Data excerpts
-- Begin --

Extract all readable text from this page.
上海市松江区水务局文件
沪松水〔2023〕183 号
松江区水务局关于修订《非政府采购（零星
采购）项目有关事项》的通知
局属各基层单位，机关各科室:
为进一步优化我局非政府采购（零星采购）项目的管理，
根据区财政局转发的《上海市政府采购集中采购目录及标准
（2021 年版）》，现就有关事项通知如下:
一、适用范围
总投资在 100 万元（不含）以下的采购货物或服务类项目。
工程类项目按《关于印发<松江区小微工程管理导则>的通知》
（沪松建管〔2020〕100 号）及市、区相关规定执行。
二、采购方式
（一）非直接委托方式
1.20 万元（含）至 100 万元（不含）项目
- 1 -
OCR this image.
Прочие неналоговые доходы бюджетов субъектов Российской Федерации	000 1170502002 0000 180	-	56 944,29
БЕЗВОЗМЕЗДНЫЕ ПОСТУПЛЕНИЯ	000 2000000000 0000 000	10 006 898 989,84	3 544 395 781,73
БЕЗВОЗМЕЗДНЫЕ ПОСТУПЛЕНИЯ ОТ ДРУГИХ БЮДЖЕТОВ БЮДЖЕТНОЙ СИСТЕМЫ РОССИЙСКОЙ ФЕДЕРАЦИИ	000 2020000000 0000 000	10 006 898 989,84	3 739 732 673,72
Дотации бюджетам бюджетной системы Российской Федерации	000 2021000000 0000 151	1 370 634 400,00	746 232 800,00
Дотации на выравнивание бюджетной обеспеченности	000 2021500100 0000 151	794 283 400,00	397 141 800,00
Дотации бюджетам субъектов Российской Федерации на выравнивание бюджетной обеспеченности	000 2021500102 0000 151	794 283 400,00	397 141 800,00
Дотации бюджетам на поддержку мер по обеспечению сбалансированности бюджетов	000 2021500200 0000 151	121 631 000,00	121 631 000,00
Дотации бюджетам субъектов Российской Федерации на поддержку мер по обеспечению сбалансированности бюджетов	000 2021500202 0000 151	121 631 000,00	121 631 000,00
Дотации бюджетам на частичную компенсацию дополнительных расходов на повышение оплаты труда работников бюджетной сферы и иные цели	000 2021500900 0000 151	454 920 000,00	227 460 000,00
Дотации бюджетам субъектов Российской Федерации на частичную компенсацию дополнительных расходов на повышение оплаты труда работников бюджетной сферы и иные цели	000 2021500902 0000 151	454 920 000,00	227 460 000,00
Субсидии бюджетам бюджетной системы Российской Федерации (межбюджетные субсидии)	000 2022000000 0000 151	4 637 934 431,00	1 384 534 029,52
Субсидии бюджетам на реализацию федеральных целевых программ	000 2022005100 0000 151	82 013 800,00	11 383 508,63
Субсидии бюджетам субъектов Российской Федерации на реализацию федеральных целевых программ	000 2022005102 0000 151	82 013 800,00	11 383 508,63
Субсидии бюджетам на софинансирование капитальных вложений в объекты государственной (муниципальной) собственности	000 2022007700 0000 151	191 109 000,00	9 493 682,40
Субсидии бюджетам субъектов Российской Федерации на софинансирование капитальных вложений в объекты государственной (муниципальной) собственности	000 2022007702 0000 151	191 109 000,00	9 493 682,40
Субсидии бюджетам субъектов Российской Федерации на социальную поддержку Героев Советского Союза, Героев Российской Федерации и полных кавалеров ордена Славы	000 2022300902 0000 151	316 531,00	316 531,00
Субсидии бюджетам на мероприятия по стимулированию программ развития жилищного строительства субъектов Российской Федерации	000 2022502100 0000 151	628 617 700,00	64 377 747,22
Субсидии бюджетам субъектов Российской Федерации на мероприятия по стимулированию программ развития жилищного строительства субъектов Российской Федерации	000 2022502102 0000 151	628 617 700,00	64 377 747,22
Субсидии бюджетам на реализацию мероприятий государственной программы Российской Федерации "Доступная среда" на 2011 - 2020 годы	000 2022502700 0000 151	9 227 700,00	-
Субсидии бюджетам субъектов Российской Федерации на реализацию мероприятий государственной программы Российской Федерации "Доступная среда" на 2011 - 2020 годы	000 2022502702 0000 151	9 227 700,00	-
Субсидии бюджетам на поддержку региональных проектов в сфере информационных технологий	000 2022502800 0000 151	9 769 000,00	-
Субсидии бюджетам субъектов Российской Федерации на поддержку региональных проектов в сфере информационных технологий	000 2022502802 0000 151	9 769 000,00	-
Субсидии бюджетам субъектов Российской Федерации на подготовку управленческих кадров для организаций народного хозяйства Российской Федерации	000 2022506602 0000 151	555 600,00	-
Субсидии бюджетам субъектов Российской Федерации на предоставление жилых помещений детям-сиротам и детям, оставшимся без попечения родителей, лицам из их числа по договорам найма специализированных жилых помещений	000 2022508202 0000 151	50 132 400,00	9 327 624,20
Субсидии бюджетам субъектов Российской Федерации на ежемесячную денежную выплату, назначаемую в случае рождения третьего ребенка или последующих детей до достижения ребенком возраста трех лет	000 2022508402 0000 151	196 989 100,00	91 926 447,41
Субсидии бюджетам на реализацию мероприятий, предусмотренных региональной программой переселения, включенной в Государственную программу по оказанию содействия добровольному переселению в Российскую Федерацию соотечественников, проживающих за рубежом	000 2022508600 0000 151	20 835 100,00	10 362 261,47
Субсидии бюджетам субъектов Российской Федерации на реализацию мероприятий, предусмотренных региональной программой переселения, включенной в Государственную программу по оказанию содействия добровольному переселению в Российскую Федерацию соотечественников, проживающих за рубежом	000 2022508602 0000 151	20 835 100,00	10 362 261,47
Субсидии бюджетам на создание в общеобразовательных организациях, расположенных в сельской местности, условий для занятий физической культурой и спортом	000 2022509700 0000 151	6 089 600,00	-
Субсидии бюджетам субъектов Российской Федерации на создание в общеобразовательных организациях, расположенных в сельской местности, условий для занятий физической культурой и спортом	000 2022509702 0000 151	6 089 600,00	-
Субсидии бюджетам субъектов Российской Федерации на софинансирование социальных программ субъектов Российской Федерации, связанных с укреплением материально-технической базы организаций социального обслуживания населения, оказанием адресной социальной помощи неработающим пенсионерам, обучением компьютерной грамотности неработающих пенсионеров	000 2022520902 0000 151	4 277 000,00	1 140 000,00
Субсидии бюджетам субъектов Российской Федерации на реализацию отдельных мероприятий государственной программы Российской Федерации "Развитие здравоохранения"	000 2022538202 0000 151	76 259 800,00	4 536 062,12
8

-- End --

What to do
Copy each line of the records above that carries the word "оказанию".

Full output
Субсидии бюджетам на реализацию мероприятий, предусмотренных региональной программой переселения, включенной в Государственную программу по оказанию содействия добровольному переселению в Российскую Федерацию соотечественников, проживающих за рубежом	000 2022508600 0000 151	20 835 100,00	10 362 261,47
Субсидии бюджетам субъектов Российской Федерации на реализацию мероприятий, предусмотренных региональной программой переселения, включенной в Государственную программу по оказанию содействия добровольному переселению в Российскую Федерацию соотечественников, проживающих за рубежом	000 2022508602 0000 151	20 835 100,00	10 362 261,47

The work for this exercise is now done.